Auto-enabling V unit and/or use of elf attributes (was Re: Adding V-ext regs to signal context w/o expanding kernel struct sigcontext to avoid glibc ABI break)

Wed Jan 11 04:13:27 PST 2023

On Wed, Jan 11, 2023 at 5:28 PM Andy Chiu <andy.chiu at sifive.com> wrote:
>
> On Wed, Jan 11, 2023 at 2:20 PM Jeff Law <jlaw at ventanamicro.com> wrote:
> > Fault on first use is well understood and has been implemented on many
> > architectures through the decades, even with its warts.
>
> Unfortunately, we don't have a direct way of acknowledging if an
> illegal instruction is caused by illegitimate use of V instructions.
> Unlike ARM64, where reading ESR_EL1.EC is enough to distinguish the
> fault, we may have to perform a sw decode on the faulting instruction.
> Then see if it is the first-use fault, or a more general illegal
> instruction fault.
After taking more considerations, I think this could be minor. The
first V-instruction of a valid program that uses Vector is limited to
vset{i}vl{i}, vl<nf>r, or vs<nf>r. And perhaps some r/w of
vector-specific CSRs. Decoding these instructions should be relatively
constraint and easy. And we need this decoding only once for each
process since we don't have to do lazy save/restore.
>
> Yes, we may just enable V for a process whenever we find an OP-V major
> opcode, or a LOAD/STORE-FP with vector-encoded width on illegal
> instruction. But it could be kind of messy, IF, later extensions would
> also like to be enabled at first-use-fault. (e.g. ARM has SME followed
> by SVE). And implementing this decoding logic in sw just seems
> redundant to me because hw has already done that for us.
Let's limit our discussion to the scope of VS enablement for now.
>
> Besides, ARM64 has individual mappings of traps for the use of
> FP-related units in EL1 and EL0. So SIMD running in kernel mode would
> not take additional instruction to enable the unit. I assume these
> kinds of CSR-controlling instructions would have to flush hw internal
> buffers to some extent. And doing these takes additional latencies.
We already do some VS/FS settings on the entry of kernel code. So this
should be minor as well.

Anyway, I agree that faulting on first-uses is a better way to make
per-process control of VS feasible. Sorry for disturbing the list.

Thanks,
Andy

== Data shown ==
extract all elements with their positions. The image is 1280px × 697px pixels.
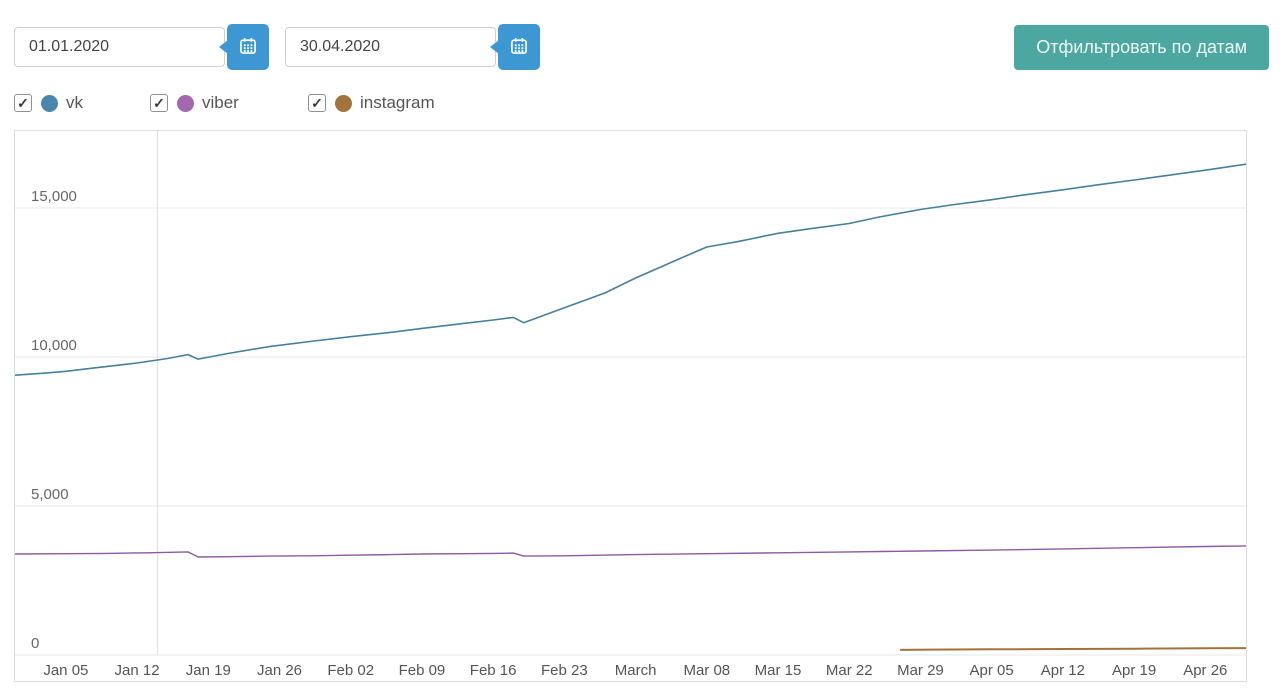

== Goal ==
Condense the paragraph of the mailing-list post on V unit enablement that opens with "After taking more considerations" into a short bulleted list that keeps its main points.

== Result of the task ==
- The concern about decoding the faulting instruction is likely minor.
- In a valid program that uses Vector, the first V instruction can only be vset{i}vl{i}, vl<nf>r, or vs<nf>r, and possibly some reads or writes of vector-specific CSRs.
- Decoding these instructions should be fairly constrained and easy.
- The decoding is needed only once per process, because lazy save/restore isn't required.